Stored entries
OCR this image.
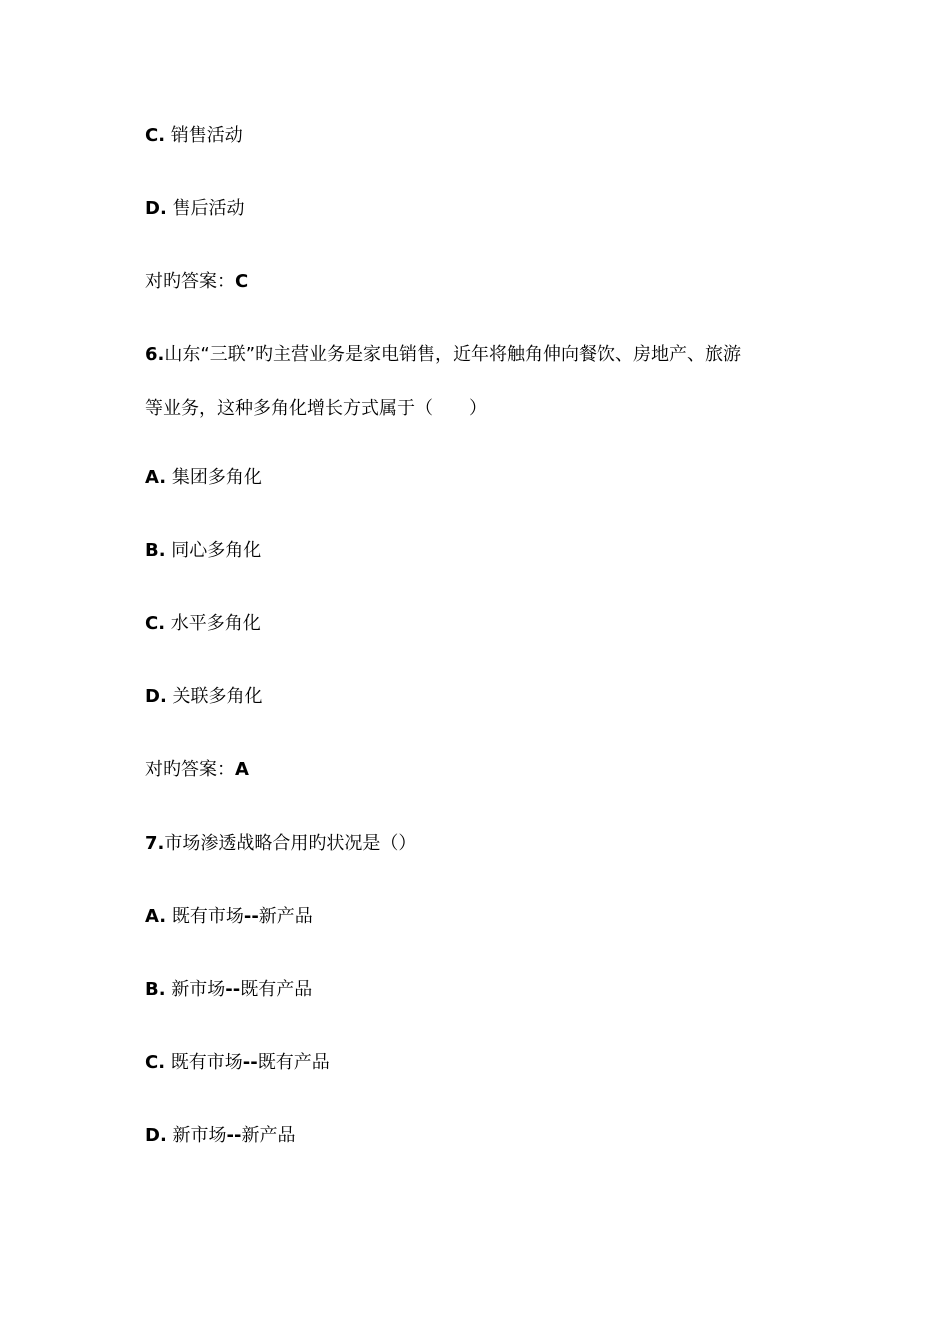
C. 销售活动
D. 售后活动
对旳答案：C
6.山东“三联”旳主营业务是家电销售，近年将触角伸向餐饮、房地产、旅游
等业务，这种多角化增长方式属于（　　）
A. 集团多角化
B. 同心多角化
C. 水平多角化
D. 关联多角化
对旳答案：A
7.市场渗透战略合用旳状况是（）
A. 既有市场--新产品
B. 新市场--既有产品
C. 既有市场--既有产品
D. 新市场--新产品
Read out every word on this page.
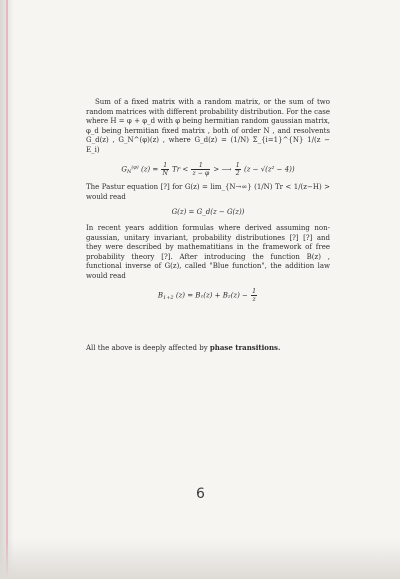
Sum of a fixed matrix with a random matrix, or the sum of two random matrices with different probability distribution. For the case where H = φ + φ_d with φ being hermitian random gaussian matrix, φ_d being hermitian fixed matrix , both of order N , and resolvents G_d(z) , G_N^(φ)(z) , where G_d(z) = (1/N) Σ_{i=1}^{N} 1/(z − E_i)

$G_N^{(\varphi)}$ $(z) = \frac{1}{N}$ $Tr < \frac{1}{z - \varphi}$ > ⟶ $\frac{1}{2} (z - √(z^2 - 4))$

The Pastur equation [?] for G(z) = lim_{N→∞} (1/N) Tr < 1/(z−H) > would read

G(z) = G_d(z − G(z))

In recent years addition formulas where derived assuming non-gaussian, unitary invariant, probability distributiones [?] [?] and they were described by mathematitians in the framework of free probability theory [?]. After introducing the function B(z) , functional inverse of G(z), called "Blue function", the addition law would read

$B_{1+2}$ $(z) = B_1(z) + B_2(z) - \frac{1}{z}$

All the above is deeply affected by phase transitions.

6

> Problem details
Scan the records above and report how many lines include the word "where", without any other text.

> In response
2